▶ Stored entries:
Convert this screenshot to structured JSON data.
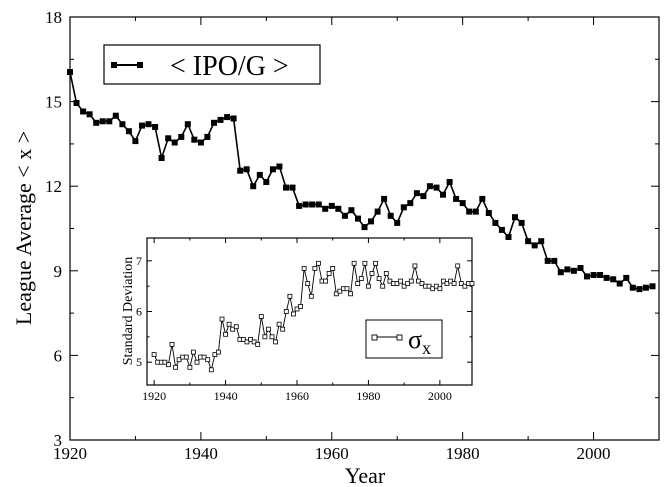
{
  "chart_data": [
    {
      "type": "line",
      "xlabel": "Year",
      "ylabel": "League Average < x >",
      "xlim": [
        1920,
        2010
      ],
      "ylim": [
        3,
        18
      ],
      "x_ticks": [
        1920,
        1940,
        1960,
        1980,
        2000
      ],
      "y_ticks": [
        3,
        6,
        9,
        12,
        15,
        18
      ],
      "legend_position": "top-left",
      "series": [
        {
          "name": "< IPO/G >",
          "marker": "filled-square",
          "color": "#000000",
          "x": [
            1920,
            1921,
            1922,
            1923,
            1924,
            1925,
            1926,
            1927,
            1928,
            1929,
            1930,
            1931,
            1932,
            1933,
            1934,
            1935,
            1936,
            1937,
            1938,
            1939,
            1940,
            1941,
            1942,
            1943,
            1944,
            1945,
            1946,
            1947,
            1948,
            1949,
            1950,
            1951,
            1952,
            1953,
            1954,
            1955,
            1956,
            1957,
            1958,
            1959,
            1960,
            1961,
            1962,
            1963,
            1964,
            1965,
            1966,
            1967,
            1968,
            1969,
            1970,
            1971,
            1972,
            1973,
            1974,
            1975,
            1976,
            1977,
            1978,
            1979,
            1980,
            1981,
            1982,
            1983,
            1984,
            1985,
            1986,
            1987,
            1988,
            1989,
            1990,
            1991,
            1992,
            1993,
            1994,
            1995,
            1996,
            1997,
            1998,
            1999,
            2000,
            2001,
            2002,
            2003,
            2004,
            2005,
            2006,
            2007,
            2008,
            2009
          ],
          "y": [
            16.05,
            14.95,
            14.65,
            14.55,
            14.25,
            14.3,
            14.3,
            14.5,
            14.2,
            13.95,
            13.6,
            14.15,
            14.2,
            14.1,
            13.0,
            13.7,
            13.55,
            13.75,
            14.2,
            13.65,
            13.55,
            13.75,
            14.25,
            14.35,
            14.45,
            14.4,
            12.55,
            12.6,
            12.0,
            12.4,
            12.15,
            12.6,
            12.7,
            11.95,
            11.95,
            11.3,
            11.35,
            11.35,
            11.35,
            11.2,
            11.3,
            11.2,
            10.95,
            11.15,
            10.85,
            10.55,
            10.75,
            11.1,
            11.55,
            10.95,
            10.7,
            11.25,
            11.4,
            11.75,
            11.65,
            12.0,
            11.95,
            11.7,
            12.15,
            11.55,
            11.4,
            11.1,
            11.1,
            11.55,
            11.05,
            10.7,
            10.45,
            10.2,
            10.9,
            10.7,
            10.05,
            9.9,
            10.05,
            9.35,
            9.35,
            8.95,
            9.05,
            9.0,
            9.1,
            8.8,
            8.85,
            8.85,
            8.75,
            8.7,
            8.55,
            8.75,
            8.4,
            8.35,
            8.4,
            8.45
          ]
        }
      ]
    },
    {
      "type": "line",
      "xlabel": "",
      "ylabel": "Standard Deviation",
      "xlim": [
        1918,
        2009
      ],
      "ylim": [
        4.55,
        7.45
      ],
      "x_ticks": [
        1920,
        1940,
        1960,
        1980,
        2000
      ],
      "y_ticks": [
        5,
        6,
        7
      ],
      "legend_position": "bottom-right",
      "series": [
        {
          "name": "σx",
          "marker": "open-square",
          "color": "#000000",
          "x": [
            1920,
            1921,
            1922,
            1923,
            1924,
            1925,
            1926,
            1927,
            1928,
            1929,
            1930,
            1931,
            1932,
            1933,
            1934,
            1935,
            1936,
            1937,
            1938,
            1939,
            1940,
            1941,
            1942,
            1943,
            1944,
            1945,
            1946,
            1947,
            1948,
            1949,
            1950,
            1951,
            1952,
            1953,
            1954,
            1955,
            1956,
            1957,
            1958,
            1959,
            1960,
            1961,
            1962,
            1963,
            1964,
            1965,
            1966,
            1967,
            1968,
            1969,
            1970,
            1971,
            1972,
            1973,
            1974,
            1975,
            1976,
            1977,
            1978,
            1979,
            1980,
            1981,
            1982,
            1983,
            1984,
            1985,
            1986,
            1987,
            1988,
            1989,
            1990,
            1991,
            1992,
            1993,
            1994,
            1995,
            1996,
            1997,
            1998,
            1999,
            2000,
            2001,
            2002,
            2003,
            2004,
            2005,
            2006,
            2007,
            2008,
            2009
          ],
          "y": [
            5.15,
            5.0,
            5.0,
            5.0,
            4.95,
            5.35,
            4.9,
            5.05,
            5.1,
            5.1,
            4.9,
            5.2,
            5.0,
            5.1,
            5.1,
            5.05,
            4.85,
            5.15,
            5.2,
            5.85,
            5.55,
            5.75,
            5.65,
            5.7,
            5.45,
            5.45,
            5.4,
            5.45,
            5.4,
            5.35,
            5.9,
            5.5,
            5.65,
            5.5,
            5.4,
            5.75,
            5.65,
            6.0,
            6.3,
            5.95,
            6.05,
            6.1,
            6.85,
            6.55,
            6.3,
            6.85,
            6.95,
            6.6,
            6.6,
            6.75,
            6.85,
            6.35,
            6.4,
            6.45,
            6.45,
            6.35,
            6.95,
            6.55,
            6.65,
            6.95,
            6.5,
            6.75,
            6.95,
            6.65,
            6.5,
            6.75,
            6.6,
            6.55,
            6.55,
            6.6,
            6.5,
            6.55,
            6.6,
            6.9,
            6.6,
            6.55,
            6.5,
            6.5,
            6.45,
            6.5,
            6.45,
            6.6,
            6.55,
            6.6,
            6.55,
            6.9,
            6.55,
            6.5,
            6.55,
            6.55
          ]
        }
      ]
    }
  ]
}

▶ Aim of the exercise: Determine the number of lines in the records that include the string "square", and respond with that number only.

▶ Exercise solution: 2